• What you have to do: Using the data below, copy each line that includes the word "daripada".

◆ ◆ ◆ ◆

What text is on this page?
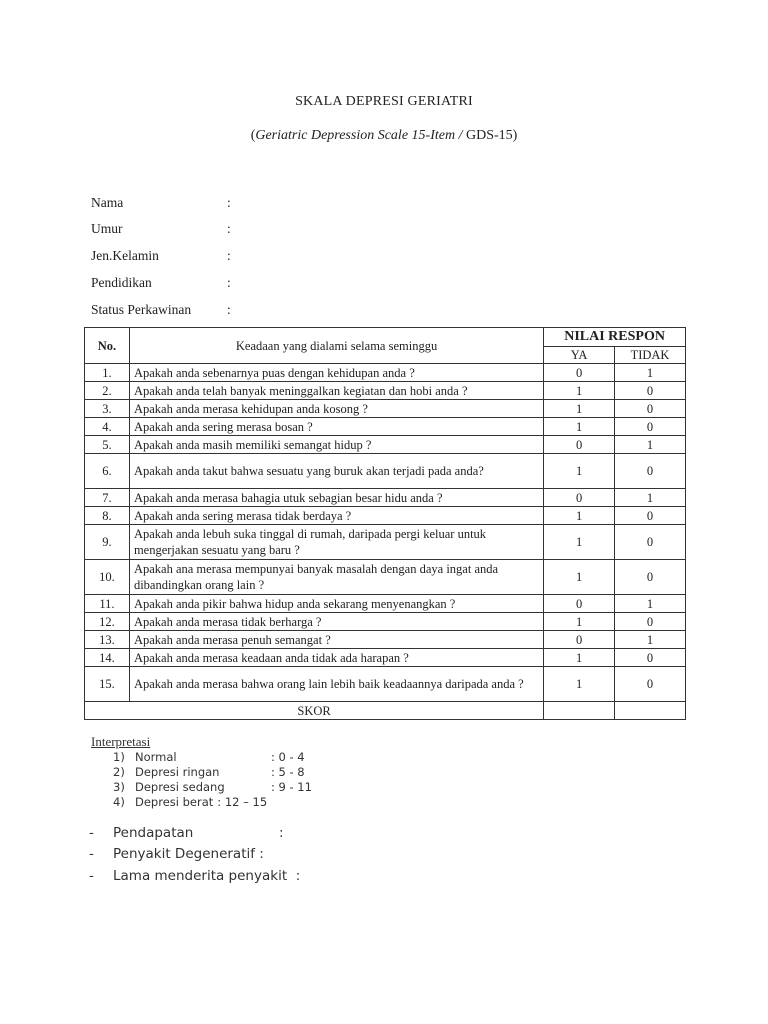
SKALA DEPRESI GERIATRI
(Geriatric Depression Scale 15-Item / GDS-15)
Nama	:
Umur	:
Jen.Kelamin	:
Pendidikan	:
Status Perkawinan	:
No.	Keadaan yang dialami selama seminggu	NILAI RESPON	
		YA	TIDAK
1.	Apakah anda sebenarnya puas dengan kehidupan anda ?	0	1
2.	Apakah anda telah banyak meninggalkan kegiatan dan hobi anda ?	1	0
3.	Apakah anda merasa kehidupan anda kosong ?	1	0
4.	Apakah anda sering merasa bosan ?	1	0
5.	Apakah anda masih memiliki semangat hidup ?	0	1
6.	Apakah anda takut bahwa sesuatu yang buruk akan terjadi pada anda?	1	0
7.	Apakah anda merasa bahagia utuk sebagian besar hidu anda ?	0	1
8.	Apakah anda sering merasa tidak berdaya ?	1	0
9.	Apakah anda lebuh suka tinggal di rumah, daripada pergi keluar untuk mengerjakan sesuatu yang baru ?	1	0
10.	Apakah ana merasa mempunyai banyak masalah dengan daya ingat anda dibandingkan orang lain ?	1	0
11.	Apakah anda pikir bahwa hidup anda sekarang menyenangkan ?	0	1
12.	Apakah anda merasa tidak berharga ?	1	0
13.	Apakah anda merasa penuh semangat ?	0	1
14.	Apakah anda merasa keadaan anda tidak ada harapan ?	1	0
15.	Apakah anda merasa bahwa orang lain lebih baik keadaannya daripada anda ?	1	0
SKOR			
Interpretasi
1) Normal	: 0 - 4
2) Depresi ringan	: 5 - 8
3) Depresi sedang	: 9 - 11
4) Depresi berat : 12 – 15
- Pendapatan	:
- Penyakit Degeneratif :
- Lama menderita penyakit :
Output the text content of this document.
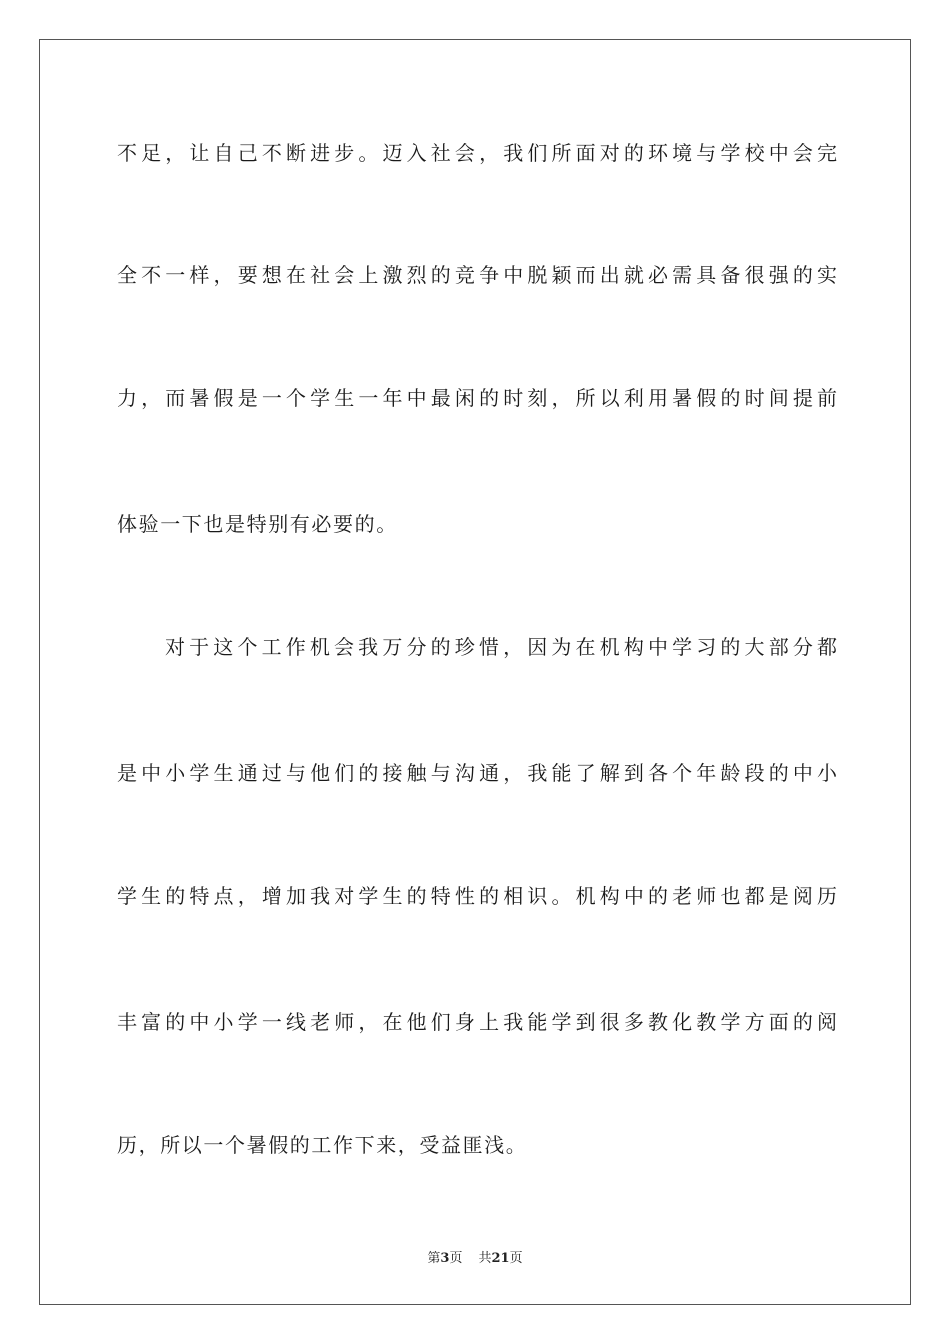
不足，让自己不断进步。迈入社会，我们所面对的环境与学校中会完
全不一样，要想在社会上激烈的竞争中脱颖而出就必需具备很强的实
力，而暑假是一个学生一年中最闲的时刻，所以利用暑假的时间提前
体验一下也是特别有必要的。
对于这个工作机会我万分的珍惜，因为在机构中学习的大部分都
是中小学生通过与他们的接触与沟通，我能了解到各个年龄段的中小
学生的特点，增加我对学生的特性的相识。机构中的老师也都是阅历
丰富的中小学一线老师，在他们身上我能学到很多教化教学方面的阅
历，所以一个暑假的工作下来，受益匪浅。
第3页 共21页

◆ ◆ ◆ ◆

• Task response:
9.	Apakah anda lebuh suka tinggal di rumah, daripada pergi keluar untuk mengerjakan sesuatu yang baru ?	1	0
15.	Apakah anda merasa bahwa orang lain lebih baik keadaannya daripada anda ?	1	0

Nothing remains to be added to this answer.